#### To do:
Work out how many lines in the data hold the word "nyregistrerade", and reply with that number only.

#### Given records:

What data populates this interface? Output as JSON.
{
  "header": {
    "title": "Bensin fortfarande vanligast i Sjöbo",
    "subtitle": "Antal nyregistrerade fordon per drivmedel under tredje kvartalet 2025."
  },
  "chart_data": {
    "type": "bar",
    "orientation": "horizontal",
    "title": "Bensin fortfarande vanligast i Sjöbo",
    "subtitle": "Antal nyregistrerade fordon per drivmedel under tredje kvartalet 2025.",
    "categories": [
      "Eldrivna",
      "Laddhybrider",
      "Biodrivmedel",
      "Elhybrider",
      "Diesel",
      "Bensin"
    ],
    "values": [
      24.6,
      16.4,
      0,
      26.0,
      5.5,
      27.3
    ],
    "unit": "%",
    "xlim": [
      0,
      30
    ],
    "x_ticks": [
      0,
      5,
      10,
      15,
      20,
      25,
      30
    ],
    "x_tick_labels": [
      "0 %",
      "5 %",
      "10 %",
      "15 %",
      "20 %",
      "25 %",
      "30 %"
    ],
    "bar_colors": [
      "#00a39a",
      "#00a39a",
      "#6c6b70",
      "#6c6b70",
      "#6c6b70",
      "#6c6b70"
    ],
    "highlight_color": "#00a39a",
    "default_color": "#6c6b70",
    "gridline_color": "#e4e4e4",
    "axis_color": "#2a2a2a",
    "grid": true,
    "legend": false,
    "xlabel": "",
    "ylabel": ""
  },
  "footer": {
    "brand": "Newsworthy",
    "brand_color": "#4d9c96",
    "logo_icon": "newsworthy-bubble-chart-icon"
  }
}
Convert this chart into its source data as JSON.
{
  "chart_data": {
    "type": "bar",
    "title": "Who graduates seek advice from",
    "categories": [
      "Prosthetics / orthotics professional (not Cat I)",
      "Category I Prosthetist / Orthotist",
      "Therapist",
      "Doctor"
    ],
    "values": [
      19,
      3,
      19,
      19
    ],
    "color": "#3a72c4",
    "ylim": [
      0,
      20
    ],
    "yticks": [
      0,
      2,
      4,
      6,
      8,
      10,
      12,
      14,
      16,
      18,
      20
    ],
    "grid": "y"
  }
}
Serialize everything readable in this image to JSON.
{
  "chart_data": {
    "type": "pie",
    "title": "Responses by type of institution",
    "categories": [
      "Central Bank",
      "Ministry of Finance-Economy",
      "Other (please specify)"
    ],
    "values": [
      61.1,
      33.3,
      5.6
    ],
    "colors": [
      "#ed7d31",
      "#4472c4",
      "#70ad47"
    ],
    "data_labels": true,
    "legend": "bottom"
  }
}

#### Exercise result:
2